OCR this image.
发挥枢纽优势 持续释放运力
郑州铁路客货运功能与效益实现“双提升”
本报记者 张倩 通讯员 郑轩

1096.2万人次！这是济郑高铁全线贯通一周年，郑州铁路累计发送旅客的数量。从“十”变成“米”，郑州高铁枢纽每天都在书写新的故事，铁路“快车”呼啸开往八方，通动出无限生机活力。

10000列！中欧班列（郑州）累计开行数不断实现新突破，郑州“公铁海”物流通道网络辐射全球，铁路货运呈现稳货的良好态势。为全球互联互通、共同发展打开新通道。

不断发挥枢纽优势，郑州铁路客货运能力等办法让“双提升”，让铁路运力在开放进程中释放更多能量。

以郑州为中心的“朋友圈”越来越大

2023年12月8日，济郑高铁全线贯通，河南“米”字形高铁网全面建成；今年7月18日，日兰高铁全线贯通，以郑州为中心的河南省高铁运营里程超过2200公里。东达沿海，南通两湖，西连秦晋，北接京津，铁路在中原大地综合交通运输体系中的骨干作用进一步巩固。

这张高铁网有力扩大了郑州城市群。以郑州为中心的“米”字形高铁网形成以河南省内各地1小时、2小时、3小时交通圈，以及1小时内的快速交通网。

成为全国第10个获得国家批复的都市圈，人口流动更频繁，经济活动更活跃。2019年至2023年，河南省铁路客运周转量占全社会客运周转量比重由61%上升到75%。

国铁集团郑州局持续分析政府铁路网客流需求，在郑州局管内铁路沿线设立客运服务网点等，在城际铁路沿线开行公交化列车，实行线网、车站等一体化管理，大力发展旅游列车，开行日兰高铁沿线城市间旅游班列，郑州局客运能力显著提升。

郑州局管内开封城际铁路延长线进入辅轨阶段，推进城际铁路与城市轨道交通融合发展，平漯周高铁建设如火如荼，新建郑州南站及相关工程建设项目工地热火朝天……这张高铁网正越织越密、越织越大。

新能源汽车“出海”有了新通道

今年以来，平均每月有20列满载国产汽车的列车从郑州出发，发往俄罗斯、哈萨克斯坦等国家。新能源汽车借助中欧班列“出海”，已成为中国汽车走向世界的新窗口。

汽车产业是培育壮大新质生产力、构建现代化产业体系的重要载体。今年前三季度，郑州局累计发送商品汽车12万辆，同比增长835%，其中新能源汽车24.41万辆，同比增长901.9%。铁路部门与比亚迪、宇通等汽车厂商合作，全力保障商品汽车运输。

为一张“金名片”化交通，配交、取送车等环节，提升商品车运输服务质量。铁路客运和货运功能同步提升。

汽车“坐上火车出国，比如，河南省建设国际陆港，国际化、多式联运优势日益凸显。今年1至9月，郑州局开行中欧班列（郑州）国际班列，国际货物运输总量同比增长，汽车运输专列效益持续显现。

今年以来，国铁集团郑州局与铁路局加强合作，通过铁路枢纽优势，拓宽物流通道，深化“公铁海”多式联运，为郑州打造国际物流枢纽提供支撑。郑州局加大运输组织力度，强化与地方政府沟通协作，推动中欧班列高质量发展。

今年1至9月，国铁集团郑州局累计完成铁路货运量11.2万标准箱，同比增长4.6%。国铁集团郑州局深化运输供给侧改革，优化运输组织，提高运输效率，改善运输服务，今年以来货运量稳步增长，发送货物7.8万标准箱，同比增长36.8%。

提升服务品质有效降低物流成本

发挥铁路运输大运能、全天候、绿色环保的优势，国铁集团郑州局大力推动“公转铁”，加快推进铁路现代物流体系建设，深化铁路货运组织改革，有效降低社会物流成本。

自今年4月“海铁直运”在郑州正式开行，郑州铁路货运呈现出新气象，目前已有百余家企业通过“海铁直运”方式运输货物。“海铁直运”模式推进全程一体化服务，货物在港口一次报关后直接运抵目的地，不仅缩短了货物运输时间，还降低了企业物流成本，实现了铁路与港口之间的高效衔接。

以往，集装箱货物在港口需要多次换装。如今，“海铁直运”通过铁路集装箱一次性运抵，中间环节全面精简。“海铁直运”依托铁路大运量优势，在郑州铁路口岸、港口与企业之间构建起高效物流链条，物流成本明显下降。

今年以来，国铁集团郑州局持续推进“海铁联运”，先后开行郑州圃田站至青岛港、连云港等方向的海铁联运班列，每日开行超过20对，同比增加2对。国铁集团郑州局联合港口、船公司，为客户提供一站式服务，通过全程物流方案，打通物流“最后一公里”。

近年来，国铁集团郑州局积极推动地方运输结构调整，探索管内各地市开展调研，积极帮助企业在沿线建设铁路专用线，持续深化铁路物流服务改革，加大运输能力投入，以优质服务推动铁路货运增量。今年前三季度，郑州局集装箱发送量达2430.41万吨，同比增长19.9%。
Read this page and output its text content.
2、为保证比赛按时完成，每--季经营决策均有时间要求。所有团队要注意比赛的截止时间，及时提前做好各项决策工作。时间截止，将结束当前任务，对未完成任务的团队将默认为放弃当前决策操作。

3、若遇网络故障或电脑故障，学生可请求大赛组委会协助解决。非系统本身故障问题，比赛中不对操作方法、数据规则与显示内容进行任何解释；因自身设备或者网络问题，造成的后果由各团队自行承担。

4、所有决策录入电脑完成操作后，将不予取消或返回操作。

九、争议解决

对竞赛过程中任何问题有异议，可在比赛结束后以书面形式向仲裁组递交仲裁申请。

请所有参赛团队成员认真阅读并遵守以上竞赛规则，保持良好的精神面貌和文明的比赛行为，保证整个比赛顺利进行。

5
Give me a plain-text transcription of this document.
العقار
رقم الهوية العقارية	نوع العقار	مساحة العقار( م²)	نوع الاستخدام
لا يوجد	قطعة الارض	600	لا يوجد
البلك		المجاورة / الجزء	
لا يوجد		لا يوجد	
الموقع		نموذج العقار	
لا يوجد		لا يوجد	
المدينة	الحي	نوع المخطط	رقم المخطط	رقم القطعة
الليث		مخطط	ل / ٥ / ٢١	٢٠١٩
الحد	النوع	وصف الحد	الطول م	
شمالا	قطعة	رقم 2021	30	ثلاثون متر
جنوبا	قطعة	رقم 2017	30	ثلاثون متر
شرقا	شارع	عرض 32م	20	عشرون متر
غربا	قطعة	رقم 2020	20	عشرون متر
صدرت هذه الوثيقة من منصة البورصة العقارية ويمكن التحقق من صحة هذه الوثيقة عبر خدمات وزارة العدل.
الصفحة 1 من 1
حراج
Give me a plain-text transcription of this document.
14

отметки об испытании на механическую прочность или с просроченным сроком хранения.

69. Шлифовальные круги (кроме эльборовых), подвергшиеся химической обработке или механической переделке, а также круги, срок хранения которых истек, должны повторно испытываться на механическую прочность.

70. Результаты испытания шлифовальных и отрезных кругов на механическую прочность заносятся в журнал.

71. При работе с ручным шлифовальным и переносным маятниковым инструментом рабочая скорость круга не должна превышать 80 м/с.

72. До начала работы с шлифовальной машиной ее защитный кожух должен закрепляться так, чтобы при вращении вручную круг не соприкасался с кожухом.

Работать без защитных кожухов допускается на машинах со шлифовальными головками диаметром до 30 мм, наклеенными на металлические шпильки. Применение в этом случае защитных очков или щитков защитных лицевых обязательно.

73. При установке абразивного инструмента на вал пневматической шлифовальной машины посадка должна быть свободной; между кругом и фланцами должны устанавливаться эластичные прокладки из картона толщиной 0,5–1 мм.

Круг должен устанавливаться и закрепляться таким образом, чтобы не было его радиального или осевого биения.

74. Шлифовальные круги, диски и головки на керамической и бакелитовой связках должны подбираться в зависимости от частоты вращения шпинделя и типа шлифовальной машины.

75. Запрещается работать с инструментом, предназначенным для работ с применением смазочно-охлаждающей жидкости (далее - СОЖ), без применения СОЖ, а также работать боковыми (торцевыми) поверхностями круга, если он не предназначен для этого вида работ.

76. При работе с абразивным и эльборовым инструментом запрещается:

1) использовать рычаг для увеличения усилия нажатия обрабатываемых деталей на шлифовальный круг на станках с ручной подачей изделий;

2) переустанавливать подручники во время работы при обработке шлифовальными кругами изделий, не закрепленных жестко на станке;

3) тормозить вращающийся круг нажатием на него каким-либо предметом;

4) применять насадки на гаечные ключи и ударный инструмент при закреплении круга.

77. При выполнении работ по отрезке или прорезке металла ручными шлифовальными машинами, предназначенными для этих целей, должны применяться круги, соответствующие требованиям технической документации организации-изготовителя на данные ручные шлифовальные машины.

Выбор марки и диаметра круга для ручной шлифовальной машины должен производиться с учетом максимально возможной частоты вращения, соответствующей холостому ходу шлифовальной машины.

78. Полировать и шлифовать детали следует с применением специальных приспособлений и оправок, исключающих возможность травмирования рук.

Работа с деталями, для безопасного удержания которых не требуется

────────

Reply with nothing except the number of lines in the listing above that include the string "частоты".

2